• Written exercise
Scan the entries below for the word "населению". Copy each line that has it.

• Exercise inputs
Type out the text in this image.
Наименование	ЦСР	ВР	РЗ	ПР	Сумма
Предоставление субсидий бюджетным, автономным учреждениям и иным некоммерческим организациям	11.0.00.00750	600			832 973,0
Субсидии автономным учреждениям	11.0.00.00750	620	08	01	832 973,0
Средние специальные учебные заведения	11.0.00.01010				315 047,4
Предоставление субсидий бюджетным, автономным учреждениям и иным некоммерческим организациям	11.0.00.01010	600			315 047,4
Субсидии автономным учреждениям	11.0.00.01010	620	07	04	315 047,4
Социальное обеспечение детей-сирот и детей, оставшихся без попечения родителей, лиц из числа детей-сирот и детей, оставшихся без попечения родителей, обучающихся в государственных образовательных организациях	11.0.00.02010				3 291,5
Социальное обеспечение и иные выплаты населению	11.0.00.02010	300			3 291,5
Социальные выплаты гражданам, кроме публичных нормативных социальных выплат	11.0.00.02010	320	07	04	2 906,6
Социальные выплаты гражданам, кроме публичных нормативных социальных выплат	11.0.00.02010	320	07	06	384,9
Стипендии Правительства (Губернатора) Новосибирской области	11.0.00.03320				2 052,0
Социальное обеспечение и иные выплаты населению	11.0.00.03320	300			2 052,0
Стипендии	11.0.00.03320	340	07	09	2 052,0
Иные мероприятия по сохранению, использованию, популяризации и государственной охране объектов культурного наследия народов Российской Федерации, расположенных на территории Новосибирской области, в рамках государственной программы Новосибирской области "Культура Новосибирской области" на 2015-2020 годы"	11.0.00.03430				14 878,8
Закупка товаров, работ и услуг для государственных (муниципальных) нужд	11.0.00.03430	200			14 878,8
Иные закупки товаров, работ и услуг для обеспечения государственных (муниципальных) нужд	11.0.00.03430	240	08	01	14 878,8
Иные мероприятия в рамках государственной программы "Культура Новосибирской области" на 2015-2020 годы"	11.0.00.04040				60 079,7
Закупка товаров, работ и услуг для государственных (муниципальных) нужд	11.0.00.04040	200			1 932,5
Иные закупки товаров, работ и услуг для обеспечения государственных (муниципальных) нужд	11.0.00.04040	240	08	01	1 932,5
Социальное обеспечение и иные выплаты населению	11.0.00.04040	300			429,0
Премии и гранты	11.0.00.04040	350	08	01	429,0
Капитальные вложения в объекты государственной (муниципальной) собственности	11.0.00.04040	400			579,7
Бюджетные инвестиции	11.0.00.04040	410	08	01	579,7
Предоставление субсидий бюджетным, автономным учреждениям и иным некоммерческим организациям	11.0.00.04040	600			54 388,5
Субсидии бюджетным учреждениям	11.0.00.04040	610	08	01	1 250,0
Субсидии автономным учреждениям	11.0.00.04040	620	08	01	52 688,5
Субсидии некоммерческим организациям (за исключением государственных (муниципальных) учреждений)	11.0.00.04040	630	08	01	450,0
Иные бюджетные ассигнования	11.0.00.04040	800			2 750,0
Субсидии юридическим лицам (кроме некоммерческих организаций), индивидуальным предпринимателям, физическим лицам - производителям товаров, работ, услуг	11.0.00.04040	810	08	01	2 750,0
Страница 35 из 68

• Exercise output
Социальное обеспечение и иные выплаты населению	11.0.00.02010	300			3 291,5
Социальное обеспечение и иные выплаты населению	11.0.00.03320	300			2 052,0
Социальное обеспечение и иные выплаты населению	11.0.00.04040	300			429,0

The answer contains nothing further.